== TASK REQUIREMENTS ==
Take from the listing each line that has the string "ranges".
** START MATERIAL **
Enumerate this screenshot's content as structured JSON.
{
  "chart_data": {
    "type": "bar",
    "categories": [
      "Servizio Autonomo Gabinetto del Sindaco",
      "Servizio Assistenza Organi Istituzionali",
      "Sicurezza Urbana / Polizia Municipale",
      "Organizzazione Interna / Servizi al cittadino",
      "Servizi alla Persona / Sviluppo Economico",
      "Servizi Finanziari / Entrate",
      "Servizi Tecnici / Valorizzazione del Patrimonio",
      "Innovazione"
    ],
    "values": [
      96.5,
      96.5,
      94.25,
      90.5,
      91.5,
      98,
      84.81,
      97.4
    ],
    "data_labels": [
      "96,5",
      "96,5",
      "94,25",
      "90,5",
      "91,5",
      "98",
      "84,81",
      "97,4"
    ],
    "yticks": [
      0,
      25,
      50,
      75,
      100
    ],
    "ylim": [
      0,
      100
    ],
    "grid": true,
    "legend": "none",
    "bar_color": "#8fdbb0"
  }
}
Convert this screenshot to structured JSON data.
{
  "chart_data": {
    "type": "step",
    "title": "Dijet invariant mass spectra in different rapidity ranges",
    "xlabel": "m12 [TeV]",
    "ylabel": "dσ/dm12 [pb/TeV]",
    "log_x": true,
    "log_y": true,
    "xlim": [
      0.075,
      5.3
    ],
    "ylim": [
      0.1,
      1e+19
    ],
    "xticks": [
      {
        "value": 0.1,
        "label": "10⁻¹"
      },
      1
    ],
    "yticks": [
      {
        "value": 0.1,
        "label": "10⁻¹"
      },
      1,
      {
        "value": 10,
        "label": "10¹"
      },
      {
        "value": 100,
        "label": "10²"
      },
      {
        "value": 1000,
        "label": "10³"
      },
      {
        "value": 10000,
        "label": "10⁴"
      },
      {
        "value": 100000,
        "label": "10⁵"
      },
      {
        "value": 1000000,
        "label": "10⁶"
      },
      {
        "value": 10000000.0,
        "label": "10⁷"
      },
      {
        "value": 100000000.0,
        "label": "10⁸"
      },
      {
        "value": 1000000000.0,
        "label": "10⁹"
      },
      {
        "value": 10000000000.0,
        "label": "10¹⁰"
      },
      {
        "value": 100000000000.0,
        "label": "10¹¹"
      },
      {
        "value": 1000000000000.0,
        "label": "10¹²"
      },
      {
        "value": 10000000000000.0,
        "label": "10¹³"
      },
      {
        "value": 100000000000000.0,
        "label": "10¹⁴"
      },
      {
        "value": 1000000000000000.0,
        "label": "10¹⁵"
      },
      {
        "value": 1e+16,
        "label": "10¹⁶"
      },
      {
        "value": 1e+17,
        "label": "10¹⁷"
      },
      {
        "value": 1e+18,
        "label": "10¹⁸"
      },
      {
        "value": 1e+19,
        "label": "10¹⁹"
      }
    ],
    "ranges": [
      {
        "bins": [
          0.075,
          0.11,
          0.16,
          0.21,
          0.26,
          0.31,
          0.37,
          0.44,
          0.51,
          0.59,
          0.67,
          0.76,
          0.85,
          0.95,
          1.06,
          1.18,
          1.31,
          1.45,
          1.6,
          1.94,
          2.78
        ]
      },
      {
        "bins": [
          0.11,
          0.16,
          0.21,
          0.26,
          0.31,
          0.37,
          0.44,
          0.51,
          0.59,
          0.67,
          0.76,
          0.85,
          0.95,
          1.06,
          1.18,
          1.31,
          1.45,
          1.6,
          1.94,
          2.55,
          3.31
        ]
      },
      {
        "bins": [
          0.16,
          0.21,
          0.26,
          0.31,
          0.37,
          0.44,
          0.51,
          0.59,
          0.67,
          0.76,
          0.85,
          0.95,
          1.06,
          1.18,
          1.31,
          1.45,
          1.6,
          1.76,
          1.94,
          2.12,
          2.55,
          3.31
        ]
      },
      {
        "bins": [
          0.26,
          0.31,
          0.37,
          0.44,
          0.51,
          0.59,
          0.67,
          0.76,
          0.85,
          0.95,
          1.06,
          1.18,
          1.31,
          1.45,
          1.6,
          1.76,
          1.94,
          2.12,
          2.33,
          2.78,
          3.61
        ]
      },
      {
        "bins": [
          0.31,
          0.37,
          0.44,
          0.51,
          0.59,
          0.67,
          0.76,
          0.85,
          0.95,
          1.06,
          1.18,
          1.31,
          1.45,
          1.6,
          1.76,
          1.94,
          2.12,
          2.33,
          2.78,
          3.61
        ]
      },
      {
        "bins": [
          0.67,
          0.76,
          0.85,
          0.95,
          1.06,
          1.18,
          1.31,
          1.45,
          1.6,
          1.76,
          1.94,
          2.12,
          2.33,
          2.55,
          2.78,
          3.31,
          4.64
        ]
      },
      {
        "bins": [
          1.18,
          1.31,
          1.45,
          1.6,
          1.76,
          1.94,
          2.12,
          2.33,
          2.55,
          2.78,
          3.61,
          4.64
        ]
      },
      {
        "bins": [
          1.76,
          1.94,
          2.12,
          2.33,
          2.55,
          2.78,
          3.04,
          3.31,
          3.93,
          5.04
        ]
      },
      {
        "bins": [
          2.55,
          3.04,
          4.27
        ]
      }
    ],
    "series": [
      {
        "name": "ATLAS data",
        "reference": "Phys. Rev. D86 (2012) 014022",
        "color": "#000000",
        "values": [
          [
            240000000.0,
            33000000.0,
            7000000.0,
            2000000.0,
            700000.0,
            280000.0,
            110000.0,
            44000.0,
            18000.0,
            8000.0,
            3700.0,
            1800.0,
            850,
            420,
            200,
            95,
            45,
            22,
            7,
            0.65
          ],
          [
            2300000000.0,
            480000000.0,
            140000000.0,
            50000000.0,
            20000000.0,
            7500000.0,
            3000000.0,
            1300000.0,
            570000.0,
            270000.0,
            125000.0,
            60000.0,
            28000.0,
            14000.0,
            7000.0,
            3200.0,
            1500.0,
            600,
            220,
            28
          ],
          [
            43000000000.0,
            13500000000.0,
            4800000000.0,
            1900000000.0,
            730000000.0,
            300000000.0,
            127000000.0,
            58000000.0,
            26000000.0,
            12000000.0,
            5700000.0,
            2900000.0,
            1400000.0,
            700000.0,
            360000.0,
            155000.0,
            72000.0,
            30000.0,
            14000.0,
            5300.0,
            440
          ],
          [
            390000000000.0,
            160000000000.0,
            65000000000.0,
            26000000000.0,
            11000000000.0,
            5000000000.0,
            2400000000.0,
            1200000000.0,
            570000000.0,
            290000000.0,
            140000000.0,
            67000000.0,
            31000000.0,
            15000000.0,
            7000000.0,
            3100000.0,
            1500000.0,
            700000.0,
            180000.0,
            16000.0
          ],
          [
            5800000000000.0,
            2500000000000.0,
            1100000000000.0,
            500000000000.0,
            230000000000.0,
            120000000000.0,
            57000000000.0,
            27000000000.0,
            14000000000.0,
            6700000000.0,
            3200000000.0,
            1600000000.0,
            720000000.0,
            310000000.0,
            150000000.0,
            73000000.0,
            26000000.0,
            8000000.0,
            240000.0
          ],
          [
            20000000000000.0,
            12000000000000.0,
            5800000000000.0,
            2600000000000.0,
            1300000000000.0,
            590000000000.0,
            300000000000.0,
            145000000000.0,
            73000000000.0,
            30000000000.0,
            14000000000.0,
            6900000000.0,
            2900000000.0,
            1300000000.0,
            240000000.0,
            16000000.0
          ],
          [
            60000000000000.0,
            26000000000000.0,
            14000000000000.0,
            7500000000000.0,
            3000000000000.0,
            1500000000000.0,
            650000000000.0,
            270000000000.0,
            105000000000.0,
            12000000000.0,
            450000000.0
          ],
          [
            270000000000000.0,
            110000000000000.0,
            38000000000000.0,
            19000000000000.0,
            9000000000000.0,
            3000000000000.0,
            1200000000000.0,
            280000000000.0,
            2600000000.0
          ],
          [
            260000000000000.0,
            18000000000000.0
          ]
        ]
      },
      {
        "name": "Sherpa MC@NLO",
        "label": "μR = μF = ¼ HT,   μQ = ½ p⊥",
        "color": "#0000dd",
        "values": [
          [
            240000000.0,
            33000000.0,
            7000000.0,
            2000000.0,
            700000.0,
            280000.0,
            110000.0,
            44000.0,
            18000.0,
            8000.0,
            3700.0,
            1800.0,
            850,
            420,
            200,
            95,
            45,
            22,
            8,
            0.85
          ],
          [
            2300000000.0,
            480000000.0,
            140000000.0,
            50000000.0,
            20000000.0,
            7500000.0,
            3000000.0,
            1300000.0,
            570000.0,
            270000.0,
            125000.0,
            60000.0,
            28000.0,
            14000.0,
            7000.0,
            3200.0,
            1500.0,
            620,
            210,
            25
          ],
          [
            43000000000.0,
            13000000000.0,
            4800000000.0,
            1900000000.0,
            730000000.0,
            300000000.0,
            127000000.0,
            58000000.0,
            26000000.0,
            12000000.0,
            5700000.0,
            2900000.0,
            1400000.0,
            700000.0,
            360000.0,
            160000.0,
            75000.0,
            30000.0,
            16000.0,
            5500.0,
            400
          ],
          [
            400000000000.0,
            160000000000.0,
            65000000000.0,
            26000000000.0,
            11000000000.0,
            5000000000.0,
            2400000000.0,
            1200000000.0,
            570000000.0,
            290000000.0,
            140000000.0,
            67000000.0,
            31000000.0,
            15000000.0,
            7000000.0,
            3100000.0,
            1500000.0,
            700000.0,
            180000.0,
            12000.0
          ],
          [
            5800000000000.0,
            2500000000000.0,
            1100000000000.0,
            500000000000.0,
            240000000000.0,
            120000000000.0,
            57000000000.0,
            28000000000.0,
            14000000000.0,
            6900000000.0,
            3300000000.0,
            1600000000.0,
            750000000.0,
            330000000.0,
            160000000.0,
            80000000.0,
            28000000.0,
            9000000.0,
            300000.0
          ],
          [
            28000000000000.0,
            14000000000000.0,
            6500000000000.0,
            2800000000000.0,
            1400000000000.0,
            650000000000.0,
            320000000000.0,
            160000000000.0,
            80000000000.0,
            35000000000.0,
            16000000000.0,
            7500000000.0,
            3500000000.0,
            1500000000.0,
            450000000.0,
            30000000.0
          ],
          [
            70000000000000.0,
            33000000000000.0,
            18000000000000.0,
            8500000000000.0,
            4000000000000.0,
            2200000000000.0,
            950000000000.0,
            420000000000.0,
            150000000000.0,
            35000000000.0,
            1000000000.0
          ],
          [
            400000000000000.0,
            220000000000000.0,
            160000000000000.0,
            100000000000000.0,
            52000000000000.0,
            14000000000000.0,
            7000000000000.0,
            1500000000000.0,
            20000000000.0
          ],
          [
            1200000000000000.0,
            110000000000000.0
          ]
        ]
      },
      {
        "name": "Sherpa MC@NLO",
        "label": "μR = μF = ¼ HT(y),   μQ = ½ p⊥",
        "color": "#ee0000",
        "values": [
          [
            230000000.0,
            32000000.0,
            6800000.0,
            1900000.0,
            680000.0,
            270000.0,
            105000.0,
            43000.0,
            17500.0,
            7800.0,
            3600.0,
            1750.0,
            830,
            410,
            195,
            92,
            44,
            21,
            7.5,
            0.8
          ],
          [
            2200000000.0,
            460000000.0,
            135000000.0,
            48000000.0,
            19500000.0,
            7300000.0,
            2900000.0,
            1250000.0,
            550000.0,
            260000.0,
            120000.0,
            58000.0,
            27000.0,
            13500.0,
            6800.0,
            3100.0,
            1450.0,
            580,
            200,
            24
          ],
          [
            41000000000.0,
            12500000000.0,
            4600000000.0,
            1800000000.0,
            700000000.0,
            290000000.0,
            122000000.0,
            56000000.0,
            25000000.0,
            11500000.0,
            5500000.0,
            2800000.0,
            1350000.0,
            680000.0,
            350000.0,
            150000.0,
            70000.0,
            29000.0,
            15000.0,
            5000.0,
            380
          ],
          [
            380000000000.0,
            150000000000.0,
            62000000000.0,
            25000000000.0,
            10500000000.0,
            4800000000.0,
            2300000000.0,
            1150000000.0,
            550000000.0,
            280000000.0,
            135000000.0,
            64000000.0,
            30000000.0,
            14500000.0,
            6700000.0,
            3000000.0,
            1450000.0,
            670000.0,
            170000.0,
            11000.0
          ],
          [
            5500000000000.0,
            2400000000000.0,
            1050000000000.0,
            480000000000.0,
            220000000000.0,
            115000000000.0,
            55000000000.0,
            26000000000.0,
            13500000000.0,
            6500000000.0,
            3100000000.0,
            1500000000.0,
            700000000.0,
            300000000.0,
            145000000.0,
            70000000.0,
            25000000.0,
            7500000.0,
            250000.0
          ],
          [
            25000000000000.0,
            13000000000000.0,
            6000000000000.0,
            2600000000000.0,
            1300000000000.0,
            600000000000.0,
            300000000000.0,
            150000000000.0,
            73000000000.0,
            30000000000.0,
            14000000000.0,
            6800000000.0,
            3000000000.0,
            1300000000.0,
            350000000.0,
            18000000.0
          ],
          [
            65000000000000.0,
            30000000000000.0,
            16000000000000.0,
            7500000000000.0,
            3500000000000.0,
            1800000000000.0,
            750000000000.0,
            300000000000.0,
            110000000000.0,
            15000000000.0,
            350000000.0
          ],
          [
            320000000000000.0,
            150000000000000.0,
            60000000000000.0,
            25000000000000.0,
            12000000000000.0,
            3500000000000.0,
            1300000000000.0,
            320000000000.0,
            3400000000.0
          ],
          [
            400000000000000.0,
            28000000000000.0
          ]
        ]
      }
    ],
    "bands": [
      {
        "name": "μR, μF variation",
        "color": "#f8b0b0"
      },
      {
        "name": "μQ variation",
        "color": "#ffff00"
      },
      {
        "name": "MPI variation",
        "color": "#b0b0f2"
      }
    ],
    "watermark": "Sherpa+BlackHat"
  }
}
** END MATERIAL **
== WRITTEN ANSWER ==
    "title": "Dijet invariant mass spectra in different rapidity ranges",
    "ranges": [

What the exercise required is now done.